For the data below, report the number of lines that contain the string "向上无缝滚动" and nothing else.
"""
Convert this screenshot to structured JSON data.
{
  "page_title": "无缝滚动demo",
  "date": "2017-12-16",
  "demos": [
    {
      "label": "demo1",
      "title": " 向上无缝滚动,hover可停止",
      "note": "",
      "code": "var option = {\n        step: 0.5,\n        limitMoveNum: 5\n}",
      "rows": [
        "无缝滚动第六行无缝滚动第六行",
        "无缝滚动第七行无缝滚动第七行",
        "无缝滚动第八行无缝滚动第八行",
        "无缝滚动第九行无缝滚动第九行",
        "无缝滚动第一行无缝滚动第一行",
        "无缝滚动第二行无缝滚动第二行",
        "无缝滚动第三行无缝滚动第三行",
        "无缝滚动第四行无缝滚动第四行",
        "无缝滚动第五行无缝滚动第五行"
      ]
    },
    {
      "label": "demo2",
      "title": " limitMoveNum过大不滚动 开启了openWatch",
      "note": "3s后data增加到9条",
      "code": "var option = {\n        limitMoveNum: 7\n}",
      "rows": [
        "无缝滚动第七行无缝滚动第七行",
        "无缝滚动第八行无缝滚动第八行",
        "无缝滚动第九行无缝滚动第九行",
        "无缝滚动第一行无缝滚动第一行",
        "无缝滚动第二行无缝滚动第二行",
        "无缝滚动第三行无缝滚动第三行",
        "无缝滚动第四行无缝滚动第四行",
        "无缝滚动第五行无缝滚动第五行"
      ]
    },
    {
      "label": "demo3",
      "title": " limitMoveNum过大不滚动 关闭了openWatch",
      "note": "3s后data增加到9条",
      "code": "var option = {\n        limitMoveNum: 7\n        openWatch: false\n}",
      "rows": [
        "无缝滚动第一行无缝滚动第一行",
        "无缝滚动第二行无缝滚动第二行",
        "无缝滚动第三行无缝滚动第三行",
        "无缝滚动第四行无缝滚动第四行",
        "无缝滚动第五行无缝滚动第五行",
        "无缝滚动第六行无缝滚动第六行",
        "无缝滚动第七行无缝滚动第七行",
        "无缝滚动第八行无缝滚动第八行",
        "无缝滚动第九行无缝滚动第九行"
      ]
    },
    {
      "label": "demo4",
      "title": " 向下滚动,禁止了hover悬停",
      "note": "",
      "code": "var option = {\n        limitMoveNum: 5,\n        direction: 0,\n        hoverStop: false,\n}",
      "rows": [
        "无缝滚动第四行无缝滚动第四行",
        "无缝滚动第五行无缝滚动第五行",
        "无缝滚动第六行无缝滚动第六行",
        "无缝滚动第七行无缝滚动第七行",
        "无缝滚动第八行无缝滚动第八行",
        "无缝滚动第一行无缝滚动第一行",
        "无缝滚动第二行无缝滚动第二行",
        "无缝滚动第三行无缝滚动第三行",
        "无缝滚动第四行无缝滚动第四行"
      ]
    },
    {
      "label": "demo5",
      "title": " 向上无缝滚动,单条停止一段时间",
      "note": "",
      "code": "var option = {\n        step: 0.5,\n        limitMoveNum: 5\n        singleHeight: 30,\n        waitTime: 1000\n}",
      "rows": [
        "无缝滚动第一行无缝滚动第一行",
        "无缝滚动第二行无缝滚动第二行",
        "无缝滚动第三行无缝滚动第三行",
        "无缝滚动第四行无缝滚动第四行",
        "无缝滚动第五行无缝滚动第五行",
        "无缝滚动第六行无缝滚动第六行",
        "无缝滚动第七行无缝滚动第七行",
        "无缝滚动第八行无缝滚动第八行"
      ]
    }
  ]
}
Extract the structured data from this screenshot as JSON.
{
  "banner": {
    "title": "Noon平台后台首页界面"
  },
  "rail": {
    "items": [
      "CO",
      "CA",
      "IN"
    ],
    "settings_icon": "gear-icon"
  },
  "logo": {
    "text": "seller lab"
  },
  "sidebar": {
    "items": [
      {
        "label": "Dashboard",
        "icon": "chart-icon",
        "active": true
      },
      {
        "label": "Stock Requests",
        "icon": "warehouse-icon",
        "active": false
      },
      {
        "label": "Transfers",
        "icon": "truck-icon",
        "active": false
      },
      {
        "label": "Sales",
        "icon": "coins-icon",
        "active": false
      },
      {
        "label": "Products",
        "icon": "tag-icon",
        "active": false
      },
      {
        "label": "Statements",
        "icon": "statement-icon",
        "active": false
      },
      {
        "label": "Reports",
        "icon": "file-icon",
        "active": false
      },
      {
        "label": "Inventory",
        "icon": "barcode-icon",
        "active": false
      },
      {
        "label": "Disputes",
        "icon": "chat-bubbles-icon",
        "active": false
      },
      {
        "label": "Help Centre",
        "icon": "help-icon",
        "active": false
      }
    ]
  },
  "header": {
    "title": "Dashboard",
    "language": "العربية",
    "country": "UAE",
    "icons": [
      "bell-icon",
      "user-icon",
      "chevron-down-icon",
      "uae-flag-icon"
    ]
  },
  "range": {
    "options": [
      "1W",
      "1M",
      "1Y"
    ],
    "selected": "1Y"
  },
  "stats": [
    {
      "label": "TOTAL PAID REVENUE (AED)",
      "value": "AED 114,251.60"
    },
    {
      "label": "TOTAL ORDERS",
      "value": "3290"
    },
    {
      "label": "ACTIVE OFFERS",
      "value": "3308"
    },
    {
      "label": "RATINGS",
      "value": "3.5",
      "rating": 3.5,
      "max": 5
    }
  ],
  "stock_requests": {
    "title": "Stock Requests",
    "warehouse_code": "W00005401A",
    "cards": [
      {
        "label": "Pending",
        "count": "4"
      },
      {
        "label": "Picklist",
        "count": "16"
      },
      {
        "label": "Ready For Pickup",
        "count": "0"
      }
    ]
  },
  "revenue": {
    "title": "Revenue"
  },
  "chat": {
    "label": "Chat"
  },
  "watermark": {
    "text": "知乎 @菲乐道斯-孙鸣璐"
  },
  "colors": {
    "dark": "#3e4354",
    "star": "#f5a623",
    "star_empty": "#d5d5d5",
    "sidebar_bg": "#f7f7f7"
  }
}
"""
■ Response to this exercise: 2